- **EXERCISE DETAILS**:
Repeat the entries that follow verbatim, without any of their pictures.
........
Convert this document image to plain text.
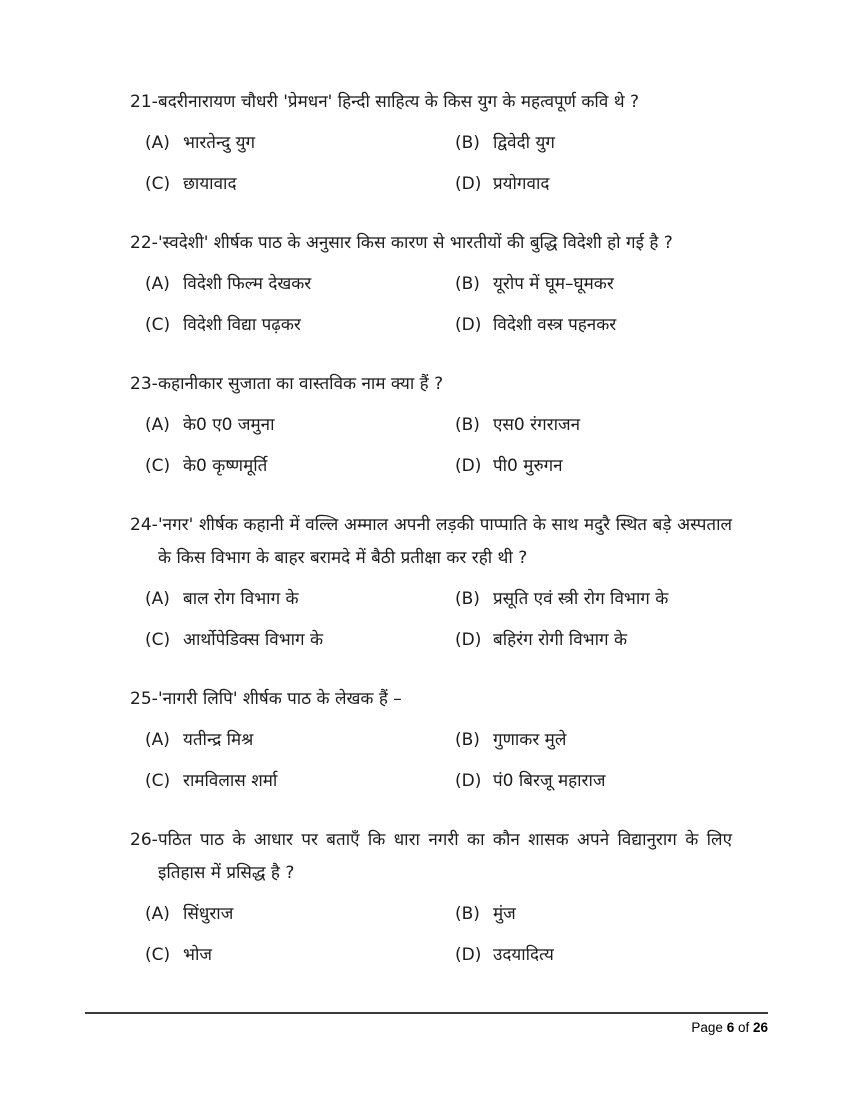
21- बदरीनारायण चौधरी 'प्रेमधन' हिन्दी साहित्य के किस युग के महत्वपूर्ण कवि थे ?

(A) भारतेन्दु युग	(B) द्विवेदी युग
(C) छायावाद	(D) प्रयोगवाद
22- 'स्वदेशी' शीर्षक पाठ के अनुसार किस कारण से भारतीयों की बुद्धि विदेशी हो गई है ?

(A) विदेशी फिल्म देखकर	(B) यूरोप में घूम–घूमकर
(C) विदेशी विद्या पढ़कर	(D) विदेशी वस्त्र पहनकर
23- कहानीकार सुजाता का वास्तविक नाम क्या हैं ?

(A) के0 ए0 जमुना	(B) एस0 रंगराजन
(C) के0 कृष्णमूर्ति	(D) पी0 मुरुगन
24- 'नगर' शीर्षक कहानी में वल्लि अम्माल अपनी लड़की पाप्पाति के साथ मदुरै स्थित बड़े अस्पताल के किस विभाग के बाहर बरामदे में बैठी प्रतीक्षा कर रही थी ?

(A) बाल रोग विभाग के	(B) प्रसूति एवं स्त्री रोग विभाग के
(C) आर्थोपेडिक्स विभाग के	(D) बहिरंग रोगी विभाग के
25- 'नागरी लिपि' शीर्षक पाठ के लेखक हैं –

(A) यतीन्द्र मिश्र	(B) गुणाकर मुले
(C) रामविलास शर्मा	(D) पं0 बिरजू महाराज
26- पठित पाठ के आधार पर बताएँ कि धारा नगरी का कौन शासक अपने विद्यानुराग के लिए इतिहास में प्रसिद्ध है ?

(A) सिंधुराज	(B) मुंज
(C) भोज	(D) उदयादित्य
Page 6 of 26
........
- **THE COMPLETED TASK**:
Convert this document image to plain text.
21- बदरीनारायण चौधरी 'प्रेमधन' हिन्दी साहित्य के किस युग के महत्वपूर्ण कवि थे ?

(A) भारतेन्दु युग	(B) द्विवेदी युग
(C) छायावाद	(D) प्रयोगवाद
22- 'स्वदेशी' शीर्षक पाठ के अनुसार किस कारण से भारतीयों की बुद्धि विदेशी हो गई है ?

(A) विदेशी फिल्म देखकर	(B) यूरोप में घूम–घूमकर
(C) विदेशी विद्या पढ़कर	(D) विदेशी वस्त्र पहनकर
23- कहानीकार सुजाता का वास्तविक नाम क्या हैं ?

(A) के0 ए0 जमुना	(B) एस0 रंगराजन
(C) के0 कृष्णमूर्ति	(D) पी0 मुरुगन
24- 'नगर' शीर्षक कहानी में वल्लि अम्माल अपनी लड़की पाप्पाति के साथ मदुरै स्थित बड़े अस्पताल के किस विभाग के बाहर बरामदे में बैठी प्रतीक्षा कर रही थी ?

(A) बाल रोग विभाग के	(B) प्रसूति एवं स्त्री रोग विभाग के
(C) आर्थोपेडिक्स विभाग के	(D) बहिरंग रोगी विभाग के
25- 'नागरी लिपि' शीर्षक पाठ के लेखक हैं –

(A) यतीन्द्र मिश्र	(B) गुणाकर मुले
(C) रामविलास शर्मा	(D) पं0 बिरजू महाराज
26- पठित पाठ के आधार पर बताएँ कि धारा नगरी का कौन शासक अपने विद्यानुराग के लिए इतिहास में प्रसिद्ध है ?

(A) सिंधुराज	(B) मुंज
(C) भोज	(D) उदयादित्य
Page 6 of 26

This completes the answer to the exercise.